▶ _TASK STATEMENT_: Going through the material below, please gather all lines with the word "gender" in them.

- - -

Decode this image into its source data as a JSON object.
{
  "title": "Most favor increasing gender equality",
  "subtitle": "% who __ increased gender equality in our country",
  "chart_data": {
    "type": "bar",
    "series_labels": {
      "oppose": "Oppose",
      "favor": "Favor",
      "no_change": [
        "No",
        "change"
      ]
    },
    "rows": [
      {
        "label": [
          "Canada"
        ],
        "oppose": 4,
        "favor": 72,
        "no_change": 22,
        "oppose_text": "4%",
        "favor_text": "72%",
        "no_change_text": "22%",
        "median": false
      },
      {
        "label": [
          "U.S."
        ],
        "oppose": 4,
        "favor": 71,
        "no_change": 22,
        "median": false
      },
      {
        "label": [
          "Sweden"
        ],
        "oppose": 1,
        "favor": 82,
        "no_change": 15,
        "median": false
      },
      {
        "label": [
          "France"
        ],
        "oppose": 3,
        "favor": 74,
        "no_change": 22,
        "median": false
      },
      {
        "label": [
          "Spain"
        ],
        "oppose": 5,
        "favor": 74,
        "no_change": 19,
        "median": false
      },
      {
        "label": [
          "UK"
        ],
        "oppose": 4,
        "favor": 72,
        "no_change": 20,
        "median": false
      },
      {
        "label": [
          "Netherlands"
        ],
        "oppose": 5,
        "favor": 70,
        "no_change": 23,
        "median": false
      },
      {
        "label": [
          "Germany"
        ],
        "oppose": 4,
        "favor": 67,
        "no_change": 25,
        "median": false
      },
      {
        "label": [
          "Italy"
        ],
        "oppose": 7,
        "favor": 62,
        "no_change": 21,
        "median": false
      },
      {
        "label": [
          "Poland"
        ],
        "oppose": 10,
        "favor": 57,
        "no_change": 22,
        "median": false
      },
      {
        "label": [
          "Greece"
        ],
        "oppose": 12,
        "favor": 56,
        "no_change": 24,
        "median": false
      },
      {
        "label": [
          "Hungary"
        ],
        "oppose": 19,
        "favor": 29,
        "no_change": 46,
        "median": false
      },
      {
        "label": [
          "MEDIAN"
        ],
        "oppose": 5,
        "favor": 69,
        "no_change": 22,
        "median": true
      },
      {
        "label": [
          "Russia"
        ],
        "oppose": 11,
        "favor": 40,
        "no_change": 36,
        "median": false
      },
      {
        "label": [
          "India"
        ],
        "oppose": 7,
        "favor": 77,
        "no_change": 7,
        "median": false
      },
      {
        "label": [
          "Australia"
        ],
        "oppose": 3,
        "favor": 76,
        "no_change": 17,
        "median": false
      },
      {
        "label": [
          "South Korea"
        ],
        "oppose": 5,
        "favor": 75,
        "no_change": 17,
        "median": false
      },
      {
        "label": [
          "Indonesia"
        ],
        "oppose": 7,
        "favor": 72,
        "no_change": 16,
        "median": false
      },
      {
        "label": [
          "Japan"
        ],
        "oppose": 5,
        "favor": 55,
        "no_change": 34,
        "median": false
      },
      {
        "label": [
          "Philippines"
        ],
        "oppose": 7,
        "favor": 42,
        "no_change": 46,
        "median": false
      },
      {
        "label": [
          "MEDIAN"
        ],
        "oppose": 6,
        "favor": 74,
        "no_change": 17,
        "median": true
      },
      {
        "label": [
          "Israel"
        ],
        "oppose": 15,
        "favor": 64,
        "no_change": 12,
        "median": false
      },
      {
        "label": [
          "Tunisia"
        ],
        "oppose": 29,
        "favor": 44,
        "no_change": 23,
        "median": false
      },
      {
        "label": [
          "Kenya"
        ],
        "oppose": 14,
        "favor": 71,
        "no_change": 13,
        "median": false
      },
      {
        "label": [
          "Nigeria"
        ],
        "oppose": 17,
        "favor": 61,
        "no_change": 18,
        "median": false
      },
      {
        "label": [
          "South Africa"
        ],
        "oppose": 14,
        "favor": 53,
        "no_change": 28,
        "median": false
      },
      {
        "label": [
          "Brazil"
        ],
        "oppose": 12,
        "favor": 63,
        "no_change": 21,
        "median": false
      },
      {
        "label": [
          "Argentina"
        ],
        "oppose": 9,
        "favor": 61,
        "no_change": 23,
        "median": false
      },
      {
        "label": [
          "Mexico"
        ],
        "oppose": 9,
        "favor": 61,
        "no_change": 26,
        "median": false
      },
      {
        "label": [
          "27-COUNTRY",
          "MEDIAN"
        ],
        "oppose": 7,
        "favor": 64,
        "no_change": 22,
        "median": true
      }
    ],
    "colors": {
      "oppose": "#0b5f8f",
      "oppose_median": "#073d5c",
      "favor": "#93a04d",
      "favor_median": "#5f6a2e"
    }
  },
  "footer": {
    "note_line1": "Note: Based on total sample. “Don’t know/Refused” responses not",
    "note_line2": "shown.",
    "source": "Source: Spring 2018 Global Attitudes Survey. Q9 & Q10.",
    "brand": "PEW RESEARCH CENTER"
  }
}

- - -

▶ _COMPLETE ANSWER_:
  "title": "Most favor increasing gender equality",
  "subtitle": "% who __ increased gender equality in our country",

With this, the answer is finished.